## TO DO
Extract the lines that hold the string "ciudad".

## Records that describe figures
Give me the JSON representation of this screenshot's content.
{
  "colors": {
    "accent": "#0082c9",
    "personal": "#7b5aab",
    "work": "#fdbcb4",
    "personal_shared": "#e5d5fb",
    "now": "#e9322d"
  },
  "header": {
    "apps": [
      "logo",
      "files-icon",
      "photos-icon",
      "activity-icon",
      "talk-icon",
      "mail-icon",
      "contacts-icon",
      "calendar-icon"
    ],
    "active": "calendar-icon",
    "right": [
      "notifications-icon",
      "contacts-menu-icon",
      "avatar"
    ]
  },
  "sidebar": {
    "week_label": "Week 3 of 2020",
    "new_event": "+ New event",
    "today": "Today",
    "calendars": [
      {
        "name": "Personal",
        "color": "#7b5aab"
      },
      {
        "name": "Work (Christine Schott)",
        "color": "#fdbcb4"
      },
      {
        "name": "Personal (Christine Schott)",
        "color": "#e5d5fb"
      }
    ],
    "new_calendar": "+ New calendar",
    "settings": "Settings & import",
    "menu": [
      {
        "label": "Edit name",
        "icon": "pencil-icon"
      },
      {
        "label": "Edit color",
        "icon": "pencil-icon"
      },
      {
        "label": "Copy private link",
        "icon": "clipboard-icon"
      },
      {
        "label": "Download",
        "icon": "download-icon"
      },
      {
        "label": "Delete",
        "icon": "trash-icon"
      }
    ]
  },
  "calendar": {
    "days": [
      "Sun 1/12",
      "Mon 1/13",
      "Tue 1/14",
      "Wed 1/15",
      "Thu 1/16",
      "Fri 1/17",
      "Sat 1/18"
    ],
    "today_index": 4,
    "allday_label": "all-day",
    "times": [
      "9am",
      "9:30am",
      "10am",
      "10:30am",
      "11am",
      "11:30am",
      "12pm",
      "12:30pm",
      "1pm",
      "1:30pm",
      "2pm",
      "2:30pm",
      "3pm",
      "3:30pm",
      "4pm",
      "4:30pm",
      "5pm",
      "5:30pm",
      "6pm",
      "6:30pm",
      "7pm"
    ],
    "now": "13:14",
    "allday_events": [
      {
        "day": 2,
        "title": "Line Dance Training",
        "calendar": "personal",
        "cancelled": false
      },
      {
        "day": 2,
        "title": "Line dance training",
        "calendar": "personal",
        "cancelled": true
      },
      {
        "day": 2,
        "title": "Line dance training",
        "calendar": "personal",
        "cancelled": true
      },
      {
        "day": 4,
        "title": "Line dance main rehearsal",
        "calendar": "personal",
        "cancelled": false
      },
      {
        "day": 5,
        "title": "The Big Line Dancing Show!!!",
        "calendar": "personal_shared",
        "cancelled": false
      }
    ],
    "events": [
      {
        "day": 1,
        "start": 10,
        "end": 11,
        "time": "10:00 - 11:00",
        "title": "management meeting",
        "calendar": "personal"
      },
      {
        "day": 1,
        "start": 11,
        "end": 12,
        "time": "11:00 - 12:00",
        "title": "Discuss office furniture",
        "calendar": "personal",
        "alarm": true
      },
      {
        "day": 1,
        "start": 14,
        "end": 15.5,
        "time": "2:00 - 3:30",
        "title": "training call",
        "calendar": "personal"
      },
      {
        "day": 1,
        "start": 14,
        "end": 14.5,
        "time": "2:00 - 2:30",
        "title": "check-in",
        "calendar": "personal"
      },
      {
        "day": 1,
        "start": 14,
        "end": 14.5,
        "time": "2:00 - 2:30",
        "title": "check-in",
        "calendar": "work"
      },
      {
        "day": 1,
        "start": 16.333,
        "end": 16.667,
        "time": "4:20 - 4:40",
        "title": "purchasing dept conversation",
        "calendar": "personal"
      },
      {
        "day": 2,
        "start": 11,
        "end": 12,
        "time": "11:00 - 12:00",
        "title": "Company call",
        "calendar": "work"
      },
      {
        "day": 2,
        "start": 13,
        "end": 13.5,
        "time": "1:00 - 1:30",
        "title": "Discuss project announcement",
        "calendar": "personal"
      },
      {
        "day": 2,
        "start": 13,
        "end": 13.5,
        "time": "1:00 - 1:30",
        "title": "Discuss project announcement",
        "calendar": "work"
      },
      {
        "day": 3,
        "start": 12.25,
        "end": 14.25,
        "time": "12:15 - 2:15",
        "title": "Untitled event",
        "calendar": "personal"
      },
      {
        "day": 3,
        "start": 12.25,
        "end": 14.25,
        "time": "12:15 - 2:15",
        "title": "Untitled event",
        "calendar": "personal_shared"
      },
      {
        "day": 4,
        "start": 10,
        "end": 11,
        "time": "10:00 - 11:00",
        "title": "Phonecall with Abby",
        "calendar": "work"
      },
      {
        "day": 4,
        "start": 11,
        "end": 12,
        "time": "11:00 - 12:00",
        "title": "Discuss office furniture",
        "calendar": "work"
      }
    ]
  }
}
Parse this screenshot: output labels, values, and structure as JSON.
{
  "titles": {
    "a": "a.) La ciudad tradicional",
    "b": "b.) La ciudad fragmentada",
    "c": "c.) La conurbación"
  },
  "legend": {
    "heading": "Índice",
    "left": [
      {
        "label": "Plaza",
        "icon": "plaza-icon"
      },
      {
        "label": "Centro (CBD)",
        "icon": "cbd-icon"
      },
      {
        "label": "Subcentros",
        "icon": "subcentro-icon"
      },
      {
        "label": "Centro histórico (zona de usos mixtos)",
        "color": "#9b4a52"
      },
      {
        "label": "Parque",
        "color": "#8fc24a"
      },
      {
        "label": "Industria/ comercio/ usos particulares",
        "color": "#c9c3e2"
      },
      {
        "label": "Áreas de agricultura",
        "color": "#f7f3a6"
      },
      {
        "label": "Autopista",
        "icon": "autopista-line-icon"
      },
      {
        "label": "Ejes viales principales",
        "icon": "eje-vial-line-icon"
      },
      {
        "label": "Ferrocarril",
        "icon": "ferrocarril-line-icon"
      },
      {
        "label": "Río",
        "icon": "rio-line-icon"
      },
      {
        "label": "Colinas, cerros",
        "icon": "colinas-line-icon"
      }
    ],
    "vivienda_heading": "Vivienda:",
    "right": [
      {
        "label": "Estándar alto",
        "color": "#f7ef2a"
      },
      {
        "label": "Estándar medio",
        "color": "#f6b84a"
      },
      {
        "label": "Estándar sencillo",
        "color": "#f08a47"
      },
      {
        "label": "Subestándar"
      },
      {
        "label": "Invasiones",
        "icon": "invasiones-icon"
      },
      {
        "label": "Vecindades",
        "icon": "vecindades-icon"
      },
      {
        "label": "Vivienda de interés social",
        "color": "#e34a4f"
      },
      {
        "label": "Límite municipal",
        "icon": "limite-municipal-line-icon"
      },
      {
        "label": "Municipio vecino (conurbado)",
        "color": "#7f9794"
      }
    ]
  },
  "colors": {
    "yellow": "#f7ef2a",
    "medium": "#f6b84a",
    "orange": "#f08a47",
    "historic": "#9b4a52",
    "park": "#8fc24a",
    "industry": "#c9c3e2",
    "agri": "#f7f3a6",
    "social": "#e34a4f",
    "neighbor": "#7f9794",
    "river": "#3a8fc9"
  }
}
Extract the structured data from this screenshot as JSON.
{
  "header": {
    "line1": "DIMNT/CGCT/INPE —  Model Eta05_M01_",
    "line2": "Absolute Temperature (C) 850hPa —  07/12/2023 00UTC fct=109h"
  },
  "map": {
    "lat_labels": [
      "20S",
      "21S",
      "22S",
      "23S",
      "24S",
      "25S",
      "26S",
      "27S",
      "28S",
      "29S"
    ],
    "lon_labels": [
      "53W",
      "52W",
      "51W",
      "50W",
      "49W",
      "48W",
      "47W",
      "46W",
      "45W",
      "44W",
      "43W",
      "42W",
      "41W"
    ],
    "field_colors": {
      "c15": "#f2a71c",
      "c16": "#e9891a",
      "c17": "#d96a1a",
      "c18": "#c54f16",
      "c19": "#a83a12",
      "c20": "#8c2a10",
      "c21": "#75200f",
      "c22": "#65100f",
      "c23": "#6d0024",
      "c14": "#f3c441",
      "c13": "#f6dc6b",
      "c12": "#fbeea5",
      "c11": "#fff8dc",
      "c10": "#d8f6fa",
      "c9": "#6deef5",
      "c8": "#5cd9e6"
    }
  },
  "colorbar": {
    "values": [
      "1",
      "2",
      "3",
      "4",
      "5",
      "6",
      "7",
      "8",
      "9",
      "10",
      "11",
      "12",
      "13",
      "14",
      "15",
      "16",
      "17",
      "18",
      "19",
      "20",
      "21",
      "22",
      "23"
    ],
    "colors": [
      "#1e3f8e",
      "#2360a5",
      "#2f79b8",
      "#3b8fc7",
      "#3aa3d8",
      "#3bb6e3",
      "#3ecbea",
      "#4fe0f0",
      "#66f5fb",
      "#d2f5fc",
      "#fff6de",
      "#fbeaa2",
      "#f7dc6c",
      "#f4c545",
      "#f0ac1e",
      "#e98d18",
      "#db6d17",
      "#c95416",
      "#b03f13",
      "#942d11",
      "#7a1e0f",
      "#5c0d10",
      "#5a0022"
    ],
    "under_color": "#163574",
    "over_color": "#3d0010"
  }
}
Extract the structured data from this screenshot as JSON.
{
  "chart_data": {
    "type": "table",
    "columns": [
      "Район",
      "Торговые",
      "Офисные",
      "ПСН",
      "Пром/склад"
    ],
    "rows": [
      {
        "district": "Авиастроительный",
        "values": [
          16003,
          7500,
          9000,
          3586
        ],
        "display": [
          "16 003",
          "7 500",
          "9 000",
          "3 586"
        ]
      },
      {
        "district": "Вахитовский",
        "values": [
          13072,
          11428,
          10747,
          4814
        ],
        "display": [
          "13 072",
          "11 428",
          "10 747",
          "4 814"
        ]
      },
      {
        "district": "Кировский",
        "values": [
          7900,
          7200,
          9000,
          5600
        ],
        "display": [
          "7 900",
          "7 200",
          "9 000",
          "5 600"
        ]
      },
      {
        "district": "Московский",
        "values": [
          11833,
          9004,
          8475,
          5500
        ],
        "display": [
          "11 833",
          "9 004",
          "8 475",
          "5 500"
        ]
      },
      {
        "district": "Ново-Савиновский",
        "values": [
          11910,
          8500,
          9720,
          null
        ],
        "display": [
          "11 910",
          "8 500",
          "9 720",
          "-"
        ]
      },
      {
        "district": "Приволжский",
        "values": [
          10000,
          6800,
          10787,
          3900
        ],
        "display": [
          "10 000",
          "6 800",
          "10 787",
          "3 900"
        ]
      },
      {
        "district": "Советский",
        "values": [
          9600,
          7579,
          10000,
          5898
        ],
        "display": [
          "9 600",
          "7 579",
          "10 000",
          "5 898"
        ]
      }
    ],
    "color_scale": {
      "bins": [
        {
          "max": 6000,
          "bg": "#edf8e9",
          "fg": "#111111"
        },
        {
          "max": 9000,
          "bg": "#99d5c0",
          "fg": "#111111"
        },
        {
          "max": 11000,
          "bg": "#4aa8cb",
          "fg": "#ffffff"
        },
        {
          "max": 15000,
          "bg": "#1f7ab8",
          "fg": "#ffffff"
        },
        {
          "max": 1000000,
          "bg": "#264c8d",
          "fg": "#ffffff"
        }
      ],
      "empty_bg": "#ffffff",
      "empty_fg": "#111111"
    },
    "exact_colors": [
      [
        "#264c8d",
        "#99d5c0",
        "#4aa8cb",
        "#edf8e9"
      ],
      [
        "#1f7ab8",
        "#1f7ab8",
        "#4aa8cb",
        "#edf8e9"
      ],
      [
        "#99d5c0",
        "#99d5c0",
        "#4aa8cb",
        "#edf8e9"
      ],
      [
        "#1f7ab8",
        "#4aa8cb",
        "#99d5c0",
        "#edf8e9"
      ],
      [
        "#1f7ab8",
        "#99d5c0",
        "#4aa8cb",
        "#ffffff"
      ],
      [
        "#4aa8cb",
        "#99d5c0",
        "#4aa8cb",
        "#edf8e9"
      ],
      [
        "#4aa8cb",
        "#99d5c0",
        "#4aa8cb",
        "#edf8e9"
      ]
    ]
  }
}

## REPLY
    "a": "a.) La ciudad tradicional",
    "b": "b.) La ciudad fragmentada",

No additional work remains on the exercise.